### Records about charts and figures
——

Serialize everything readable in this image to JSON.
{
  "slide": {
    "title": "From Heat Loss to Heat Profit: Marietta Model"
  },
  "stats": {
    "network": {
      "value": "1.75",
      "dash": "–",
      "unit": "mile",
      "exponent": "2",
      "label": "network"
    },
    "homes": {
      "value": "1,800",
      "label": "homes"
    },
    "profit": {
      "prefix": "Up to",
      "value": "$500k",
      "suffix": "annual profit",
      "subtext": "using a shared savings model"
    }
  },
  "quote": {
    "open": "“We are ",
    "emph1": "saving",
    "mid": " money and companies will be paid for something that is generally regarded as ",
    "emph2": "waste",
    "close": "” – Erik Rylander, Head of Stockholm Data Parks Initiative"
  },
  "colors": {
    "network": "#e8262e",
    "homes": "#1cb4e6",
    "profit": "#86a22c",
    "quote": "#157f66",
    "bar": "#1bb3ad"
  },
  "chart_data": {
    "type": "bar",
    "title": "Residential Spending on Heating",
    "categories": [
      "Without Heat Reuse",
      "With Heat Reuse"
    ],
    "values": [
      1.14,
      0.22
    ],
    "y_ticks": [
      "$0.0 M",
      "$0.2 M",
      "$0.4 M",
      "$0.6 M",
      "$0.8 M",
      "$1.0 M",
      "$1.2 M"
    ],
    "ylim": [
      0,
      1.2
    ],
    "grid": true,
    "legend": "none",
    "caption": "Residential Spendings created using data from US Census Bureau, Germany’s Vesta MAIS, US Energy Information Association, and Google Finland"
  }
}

——

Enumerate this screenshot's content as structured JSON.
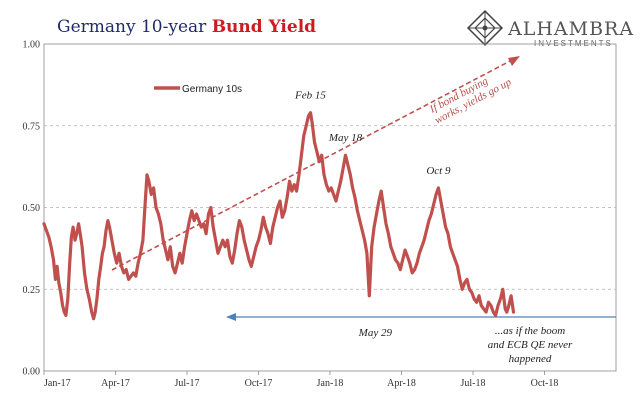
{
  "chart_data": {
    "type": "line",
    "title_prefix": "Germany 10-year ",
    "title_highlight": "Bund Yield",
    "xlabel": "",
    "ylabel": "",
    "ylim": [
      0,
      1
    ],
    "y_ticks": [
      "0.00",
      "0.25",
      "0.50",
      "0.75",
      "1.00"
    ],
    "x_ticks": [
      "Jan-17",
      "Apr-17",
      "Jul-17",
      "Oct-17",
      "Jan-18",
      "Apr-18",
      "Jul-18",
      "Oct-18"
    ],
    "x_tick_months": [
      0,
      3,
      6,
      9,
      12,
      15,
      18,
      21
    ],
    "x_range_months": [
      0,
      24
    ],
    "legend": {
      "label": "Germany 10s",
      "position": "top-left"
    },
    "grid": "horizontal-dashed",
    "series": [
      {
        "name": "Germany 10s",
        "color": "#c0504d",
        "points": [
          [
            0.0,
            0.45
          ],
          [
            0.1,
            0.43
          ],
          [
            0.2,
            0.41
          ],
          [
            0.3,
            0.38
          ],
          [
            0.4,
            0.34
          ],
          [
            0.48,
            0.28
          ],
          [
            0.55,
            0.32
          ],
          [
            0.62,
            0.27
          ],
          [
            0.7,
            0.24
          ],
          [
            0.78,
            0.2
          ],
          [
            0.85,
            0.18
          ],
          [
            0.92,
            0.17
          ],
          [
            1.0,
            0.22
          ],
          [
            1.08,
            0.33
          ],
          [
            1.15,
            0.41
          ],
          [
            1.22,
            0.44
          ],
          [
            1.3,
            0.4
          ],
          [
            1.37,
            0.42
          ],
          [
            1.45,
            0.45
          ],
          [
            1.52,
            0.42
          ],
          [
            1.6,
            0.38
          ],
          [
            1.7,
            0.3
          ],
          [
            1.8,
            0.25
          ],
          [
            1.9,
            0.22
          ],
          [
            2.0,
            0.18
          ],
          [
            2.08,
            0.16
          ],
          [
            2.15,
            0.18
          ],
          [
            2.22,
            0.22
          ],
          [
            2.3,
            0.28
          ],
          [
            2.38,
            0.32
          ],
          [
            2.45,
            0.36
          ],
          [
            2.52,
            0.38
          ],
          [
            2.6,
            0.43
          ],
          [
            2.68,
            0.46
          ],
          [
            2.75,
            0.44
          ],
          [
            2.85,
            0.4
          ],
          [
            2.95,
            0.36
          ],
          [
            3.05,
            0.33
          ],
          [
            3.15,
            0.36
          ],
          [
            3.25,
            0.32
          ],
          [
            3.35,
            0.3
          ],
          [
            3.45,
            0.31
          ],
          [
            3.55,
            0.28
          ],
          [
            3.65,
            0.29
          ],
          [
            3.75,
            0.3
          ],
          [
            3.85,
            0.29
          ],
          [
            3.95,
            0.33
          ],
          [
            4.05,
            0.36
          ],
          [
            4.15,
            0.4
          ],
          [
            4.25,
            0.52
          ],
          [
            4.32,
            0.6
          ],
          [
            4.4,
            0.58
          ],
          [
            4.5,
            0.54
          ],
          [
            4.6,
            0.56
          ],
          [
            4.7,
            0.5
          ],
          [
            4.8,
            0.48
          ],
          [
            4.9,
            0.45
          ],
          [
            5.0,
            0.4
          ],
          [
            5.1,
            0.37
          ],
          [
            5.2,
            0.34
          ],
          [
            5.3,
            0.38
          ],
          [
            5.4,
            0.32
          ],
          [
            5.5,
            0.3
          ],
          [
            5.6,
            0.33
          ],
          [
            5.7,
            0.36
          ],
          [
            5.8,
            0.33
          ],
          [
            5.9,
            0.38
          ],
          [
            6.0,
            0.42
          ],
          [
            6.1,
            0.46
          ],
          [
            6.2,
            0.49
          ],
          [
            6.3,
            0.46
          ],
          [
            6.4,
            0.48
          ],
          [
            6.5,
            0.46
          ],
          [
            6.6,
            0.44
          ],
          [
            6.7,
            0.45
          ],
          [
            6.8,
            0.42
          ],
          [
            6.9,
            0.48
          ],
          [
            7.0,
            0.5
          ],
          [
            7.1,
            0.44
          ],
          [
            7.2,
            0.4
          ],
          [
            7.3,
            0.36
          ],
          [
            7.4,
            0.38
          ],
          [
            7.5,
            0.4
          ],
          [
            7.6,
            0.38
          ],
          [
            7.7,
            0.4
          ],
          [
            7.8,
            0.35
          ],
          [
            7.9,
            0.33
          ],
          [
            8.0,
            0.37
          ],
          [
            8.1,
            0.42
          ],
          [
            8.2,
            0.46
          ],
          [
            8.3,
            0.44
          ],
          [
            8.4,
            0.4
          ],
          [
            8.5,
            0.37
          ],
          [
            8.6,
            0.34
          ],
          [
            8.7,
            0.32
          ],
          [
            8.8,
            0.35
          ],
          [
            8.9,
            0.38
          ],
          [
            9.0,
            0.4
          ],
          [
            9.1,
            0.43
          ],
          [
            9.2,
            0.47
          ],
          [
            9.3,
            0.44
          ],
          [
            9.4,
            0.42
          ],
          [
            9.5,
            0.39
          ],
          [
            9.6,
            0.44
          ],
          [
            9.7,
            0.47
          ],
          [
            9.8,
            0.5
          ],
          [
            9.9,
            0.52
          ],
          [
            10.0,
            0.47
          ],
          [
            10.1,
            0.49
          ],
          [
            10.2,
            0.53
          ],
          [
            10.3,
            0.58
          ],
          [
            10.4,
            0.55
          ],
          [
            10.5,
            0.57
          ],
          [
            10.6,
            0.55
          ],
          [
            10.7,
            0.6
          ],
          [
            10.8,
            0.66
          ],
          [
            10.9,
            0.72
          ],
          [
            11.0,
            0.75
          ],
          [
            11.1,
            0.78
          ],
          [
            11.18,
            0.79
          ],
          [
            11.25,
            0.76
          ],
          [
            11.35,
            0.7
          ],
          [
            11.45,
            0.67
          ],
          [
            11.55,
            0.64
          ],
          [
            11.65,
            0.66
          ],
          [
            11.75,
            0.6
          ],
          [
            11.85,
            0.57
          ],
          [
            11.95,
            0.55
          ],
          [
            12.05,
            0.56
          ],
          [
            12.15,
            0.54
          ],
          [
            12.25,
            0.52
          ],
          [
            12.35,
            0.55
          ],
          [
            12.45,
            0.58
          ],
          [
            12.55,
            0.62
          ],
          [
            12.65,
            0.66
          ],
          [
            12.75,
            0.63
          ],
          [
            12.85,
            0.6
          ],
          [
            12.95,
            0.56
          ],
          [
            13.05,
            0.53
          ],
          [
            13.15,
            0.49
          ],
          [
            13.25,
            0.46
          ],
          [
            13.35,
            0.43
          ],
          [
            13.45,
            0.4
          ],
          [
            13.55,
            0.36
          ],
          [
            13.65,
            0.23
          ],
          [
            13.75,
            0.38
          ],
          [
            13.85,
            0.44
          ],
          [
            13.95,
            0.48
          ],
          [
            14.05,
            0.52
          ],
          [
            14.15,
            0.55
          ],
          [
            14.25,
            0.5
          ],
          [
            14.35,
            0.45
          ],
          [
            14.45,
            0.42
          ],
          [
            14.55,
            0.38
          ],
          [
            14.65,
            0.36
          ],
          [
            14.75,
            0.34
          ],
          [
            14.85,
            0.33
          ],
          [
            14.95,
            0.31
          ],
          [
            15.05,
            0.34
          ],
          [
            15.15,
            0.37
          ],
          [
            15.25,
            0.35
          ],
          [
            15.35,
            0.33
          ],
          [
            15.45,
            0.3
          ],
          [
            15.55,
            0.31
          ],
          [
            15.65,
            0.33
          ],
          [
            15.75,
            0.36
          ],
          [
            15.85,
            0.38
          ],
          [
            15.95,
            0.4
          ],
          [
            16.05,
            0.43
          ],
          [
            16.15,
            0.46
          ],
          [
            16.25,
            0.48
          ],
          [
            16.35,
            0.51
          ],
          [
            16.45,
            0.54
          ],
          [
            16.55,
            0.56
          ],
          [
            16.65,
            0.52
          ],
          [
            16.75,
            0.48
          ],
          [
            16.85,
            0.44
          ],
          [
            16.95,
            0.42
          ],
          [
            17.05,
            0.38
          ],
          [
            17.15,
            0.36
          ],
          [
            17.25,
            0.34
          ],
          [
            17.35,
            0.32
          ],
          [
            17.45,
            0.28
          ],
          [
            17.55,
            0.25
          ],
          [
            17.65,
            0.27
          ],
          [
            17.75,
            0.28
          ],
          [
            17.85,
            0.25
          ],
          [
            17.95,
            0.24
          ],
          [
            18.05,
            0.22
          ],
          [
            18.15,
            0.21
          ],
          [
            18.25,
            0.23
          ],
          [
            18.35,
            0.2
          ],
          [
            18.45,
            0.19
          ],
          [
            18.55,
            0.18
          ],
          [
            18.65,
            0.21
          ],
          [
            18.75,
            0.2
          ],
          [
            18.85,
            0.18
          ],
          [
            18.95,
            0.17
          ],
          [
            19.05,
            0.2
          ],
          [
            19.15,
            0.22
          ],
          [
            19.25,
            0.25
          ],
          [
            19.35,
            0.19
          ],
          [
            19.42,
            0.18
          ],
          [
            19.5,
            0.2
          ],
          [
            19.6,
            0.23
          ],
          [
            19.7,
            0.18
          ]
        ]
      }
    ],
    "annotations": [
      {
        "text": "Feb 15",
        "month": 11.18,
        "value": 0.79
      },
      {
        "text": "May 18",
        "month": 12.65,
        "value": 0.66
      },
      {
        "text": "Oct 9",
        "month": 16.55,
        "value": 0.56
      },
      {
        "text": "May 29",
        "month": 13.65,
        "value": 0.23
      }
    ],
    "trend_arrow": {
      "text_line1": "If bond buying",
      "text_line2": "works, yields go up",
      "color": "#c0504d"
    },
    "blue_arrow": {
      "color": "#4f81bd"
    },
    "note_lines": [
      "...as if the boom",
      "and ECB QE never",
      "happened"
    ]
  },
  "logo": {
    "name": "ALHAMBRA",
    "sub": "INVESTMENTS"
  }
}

——

### Task brief
Check every line of the data, and copy the ones that contain "this".

### Final result
Serialize everything readable in this image to JSON.
Enumerate this screenshot's content as structured JSON.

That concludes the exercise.